Records from a data source
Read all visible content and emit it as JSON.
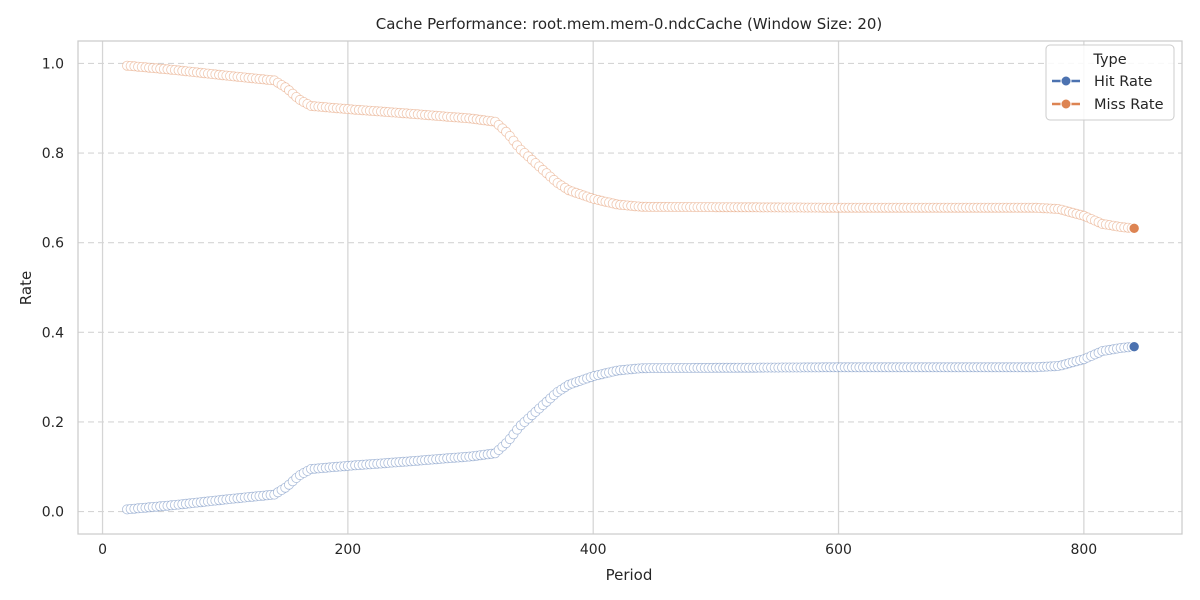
{
  "chart_data": {
    "type": "line",
    "title": "Cache Performance: root.mem.mem-0.ndcCache (Window Size: 20)",
    "xlabel": "Period",
    "ylabel": "Rate",
    "xlim": [
      -20,
      880
    ],
    "ylim": [
      -0.05,
      1.05
    ],
    "xticks": [
      0,
      200,
      400,
      600,
      800
    ],
    "xtick_labels": [
      "0",
      "200",
      "400",
      "600",
      "800"
    ],
    "yticks": [
      0.0,
      0.2,
      0.4,
      0.6,
      0.8,
      1.0
    ],
    "ytick_labels": [
      "0.0",
      "0.2",
      "0.4",
      "0.6",
      "0.8",
      "1.0"
    ],
    "grid": true,
    "legend": {
      "title": "Type",
      "position": "top-right"
    },
    "series": [
      {
        "name": "Hit Rate",
        "color": "#4c72b0",
        "points": [
          [
            20,
            0.005
          ],
          [
            60,
            0.015
          ],
          [
            100,
            0.027
          ],
          [
            140,
            0.038
          ],
          [
            150,
            0.055
          ],
          [
            160,
            0.08
          ],
          [
            170,
            0.095
          ],
          [
            200,
            0.102
          ],
          [
            250,
            0.112
          ],
          [
            300,
            0.123
          ],
          [
            320,
            0.13
          ],
          [
            330,
            0.155
          ],
          [
            340,
            0.19
          ],
          [
            350,
            0.215
          ],
          [
            360,
            0.24
          ],
          [
            370,
            0.265
          ],
          [
            380,
            0.283
          ],
          [
            400,
            0.302
          ],
          [
            420,
            0.315
          ],
          [
            440,
            0.32
          ],
          [
            600,
            0.322
          ],
          [
            700,
            0.322
          ],
          [
            760,
            0.322
          ],
          [
            780,
            0.325
          ],
          [
            800,
            0.34
          ],
          [
            815,
            0.358
          ],
          [
            830,
            0.365
          ],
          [
            841,
            0.368
          ]
        ]
      },
      {
        "name": "Miss Rate",
        "color": "#dd8452",
        "points": [
          [
            20,
            0.995
          ],
          [
            60,
            0.985
          ],
          [
            100,
            0.973
          ],
          [
            140,
            0.962
          ],
          [
            150,
            0.945
          ],
          [
            160,
            0.92
          ],
          [
            170,
            0.905
          ],
          [
            200,
            0.898
          ],
          [
            250,
            0.888
          ],
          [
            300,
            0.877
          ],
          [
            320,
            0.87
          ],
          [
            330,
            0.845
          ],
          [
            340,
            0.81
          ],
          [
            350,
            0.785
          ],
          [
            360,
            0.76
          ],
          [
            370,
            0.735
          ],
          [
            380,
            0.717
          ],
          [
            400,
            0.698
          ],
          [
            420,
            0.685
          ],
          [
            440,
            0.68
          ],
          [
            600,
            0.678
          ],
          [
            700,
            0.678
          ],
          [
            760,
            0.678
          ],
          [
            780,
            0.675
          ],
          [
            800,
            0.66
          ],
          [
            815,
            0.642
          ],
          [
            830,
            0.635
          ],
          [
            841,
            0.632
          ]
        ]
      }
    ]
  }
}
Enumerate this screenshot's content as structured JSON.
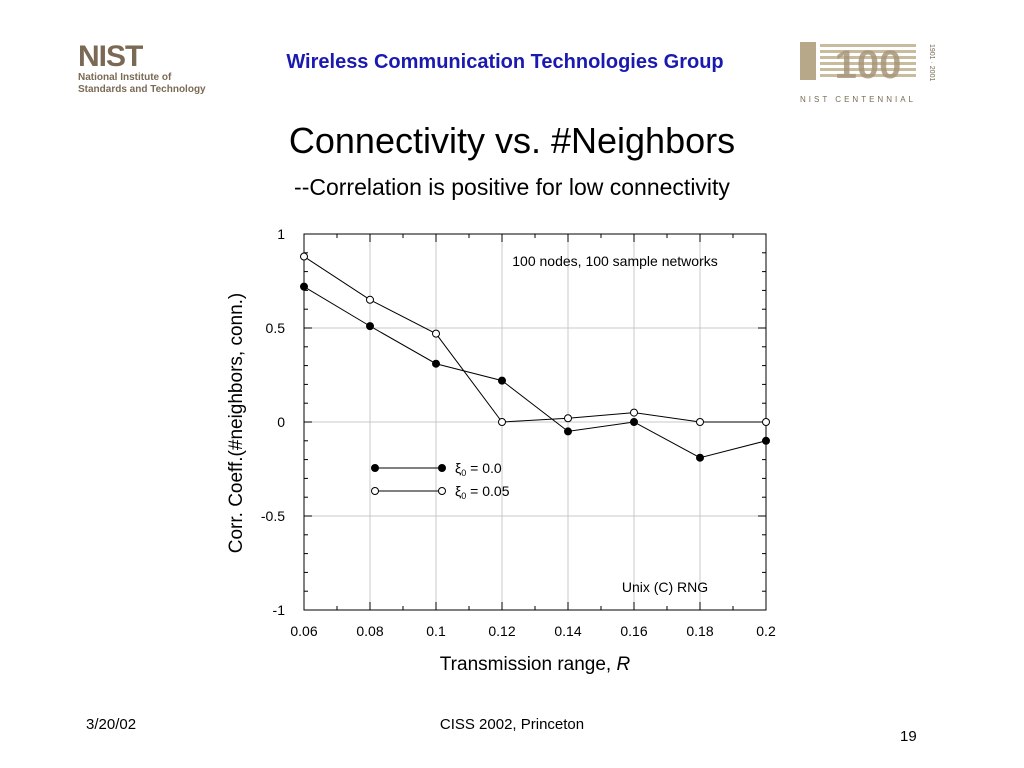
{
  "header": {
    "logo_nist": "NIST",
    "logo_line1": "National Institute of",
    "logo_line2": "Standards and Technology",
    "group_title": "Wireless Communication Technologies Group",
    "centennial_number": "100",
    "centennial_years": "1901 · 2001",
    "centennial_label": "NIST CENTENNIAL"
  },
  "slide": {
    "title": "Connectivity vs. #Neighbors",
    "subtitle": "--Correlation is positive for low connectivity"
  },
  "chart_data": {
    "type": "line",
    "annotation_top": "100 nodes, 100 sample networks",
    "annotation_bottom": "Unix (C) RNG",
    "xlabel": "Transmission range, ",
    "xlabel_italic": "R",
    "ylabel": "Corr. Coeff.(#neighbors, conn.)",
    "xlim": [
      0.06,
      0.2
    ],
    "ylim": [
      -1,
      1
    ],
    "x_ticks": [
      "0.06",
      "0.08",
      "0.1",
      "0.12",
      "0.14",
      "0.16",
      "0.18",
      "0.2"
    ],
    "y_ticks": [
      "1",
      "0.5",
      "0",
      "-0.5",
      "-1"
    ],
    "grid": true,
    "legend_position": "middle-left",
    "x": [
      0.06,
      0.08,
      0.1,
      0.12,
      0.14,
      0.16,
      0.18,
      0.2
    ],
    "series": [
      {
        "name": "ξ",
        "name_sub": "0",
        "name_rest": " = 0.0",
        "marker": "filled",
        "values": [
          0.72,
          0.51,
          0.31,
          0.22,
          -0.05,
          0.0,
          -0.19,
          -0.1
        ]
      },
      {
        "name": "ξ",
        "name_sub": "0",
        "name_rest": " = 0.05",
        "marker": "open",
        "values": [
          0.88,
          0.65,
          0.47,
          0.0,
          0.02,
          0.05,
          0.0,
          0.0
        ]
      }
    ]
  },
  "footer": {
    "date": "3/20/02",
    "conference": "CISS 2002, Princeton",
    "page": "19"
  }
}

__What the exercise asks__: Repeat each entry exactly as it appears; skip any picture.

__Exercise answer__:
Read all visible content and emit it as JSON.
{
  "chart_data": {
    "type": "line",
    "title": "Cache Performance: root.mem.mem-0.ndcCache (Window Size: 20)",
    "xlabel": "Period",
    "ylabel": "Rate",
    "xlim": [
      -20,
      880
    ],
    "ylim": [
      -0.05,
      1.05
    ],
    "xticks": [
      0,
      200,
      400,
      600,
      800
    ],
    "xtick_labels": [
      "0",
      "200",
      "400",
      "600",
      "800"
    ],
    "yticks": [
      0.0,
      0.2,
      0.4,
      0.6,
      0.8,
      1.0
    ],
    "ytick_labels": [
      "0.0",
      "0.2",
      "0.4",
      "0.6",
      "0.8",
      "1.0"
    ],
    "grid": true,
    "legend": {
      "title": "Type",
      "position": "top-right"
    },
    "series": [
      {
        "name": "Hit Rate",
        "color": "#4c72b0",
        "points": [
          [
            20,
            0.005
          ],
          [
            60,
            0.015
          ],
          [
            100,
            0.027
          ],
          [
            140,
            0.038
          ],
          [
            150,
            0.055
          ],
          [
            160,
            0.08
          ],
          [
            170,
            0.095
          ],
          [
            200,
            0.102
          ],
          [
            250,
            0.112
          ],
          [
            300,
            0.123
          ],
          [
            320,
            0.13
          ],
          [
            330,
            0.155
          ],
          [
            340,
            0.19
          ],
          [
            350,
            0.215
          ],
          [
            360,
            0.24
          ],
          [
            370,
            0.265
          ],
          [
            380,
            0.283
          ],
          [
            400,
            0.302
          ],
          [
            420,
            0.315
          ],
          [
            440,
            0.32
          ],
          [
            600,
            0.322
          ],
          [
            700,
            0.322
          ],
          [
            760,
            0.322
          ],
          [
            780,
            0.325
          ],
          [
            800,
            0.34
          ],
          [
            815,
            0.358
          ],
          [
            830,
            0.365
          ],
          [
            841,
            0.368
          ]
        ]
      },
      {
        "name": "Miss Rate",
        "color": "#dd8452",
        "points": [
          [
            20,
            0.995
          ],
          [
            60,
            0.985
          ],
          [
            100,
            0.973
          ],
          [
            140,
            0.962
          ],
          [
            150,
            0.945
          ],
          [
            160,
            0.92
          ],
          [
            170,
            0.905
          ],
          [
            200,
            0.898
          ],
          [
            250,
            0.888
          ],
          [
            300,
            0.877
          ],
          [
            320,
            0.87
          ],
          [
            330,
            0.845
          ],
          [
            340,
            0.81
          ],
          [
            350,
            0.785
          ],
          [
            360,
            0.76
          ],
          [
            370,
            0.735
          ],
          [
            380,
            0.717
          ],
          [
            400,
            0.698
          ],
          [
            420,
            0.685
          ],
          [
            440,
            0.68
          ],
          [
            600,
            0.678
          ],
          [
            700,
            0.678
          ],
          [
            760,
            0.678
          ],
          [
            780,
            0.675
          ],
          [
            800,
            0.66
          ],
          [
            815,
            0.642
          ],
          [
            830,
            0.635
          ],
          [
            841,
            0.632
          ]
        ]
      }
    ]
  }
}
Enumerate this screenshot's content as structured JSON.
{
  "header": {
    "logo_nist": "NIST",
    "logo_line1": "National Institute of",
    "logo_line2": "Standards and Technology",
    "group_title": "Wireless Communication Technologies Group",
    "centennial_number": "100",
    "centennial_years": "1901 · 2001",
    "centennial_label": "NIST CENTENNIAL"
  },
  "slide": {
    "title": "Connectivity vs. #Neighbors",
    "subtitle": "--Correlation is positive for low connectivity"
  },
  "chart_data": {
    "type": "line",
    "annotation_top": "100 nodes, 100 sample networks",
    "annotation_bottom": "Unix (C) RNG",
    "xlabel": "Transmission range, ",
    "xlabel_italic": "R",
    "ylabel": "Corr. Coeff.(#neighbors, conn.)",
    "xlim": [
      0.06,
      0.2
    ],
    "ylim": [
      -1,
      1
    ],
    "x_ticks": [
      "0.06",
      "0.08",
      "0.1",
      "0.12",
      "0.14",
      "0.16",
      "0.18",
      "0.2"
    ],
    "y_ticks": [
      "1",
      "0.5",
      "0",
      "-0.5",
      "-1"
    ],
    "grid": true,
    "legend_position": "middle-left",
    "x": [
      0.06,
      0.08,
      0.1,
      0.12,
      0.14,
      0.16,
      0.18,
      0.2
    ],
    "series": [
      {
        "name": "ξ",
        "name_sub": "0",
        "name_rest": " = 0.0",
        "marker": "filled",
        "values": [
          0.72,
          0.51,
          0.31,
          0.22,
          -0.05,
          0.0,
          -0.19,
          -0.1
        ]
      },
      {
        "name": "ξ",
        "name_sub": "0",
        "name_rest": " = 0.05",
        "marker": "open",
        "values": [
          0.88,
          0.65,
          0.47,
          0.0,
          0.02,
          0.05,
          0.0,
          0.0
        ]
      }
    ]
  },
  "footer": {
    "date": "3/20/02",
    "conference": "CISS 2002, Princeton",
    "page": "19"
  }
}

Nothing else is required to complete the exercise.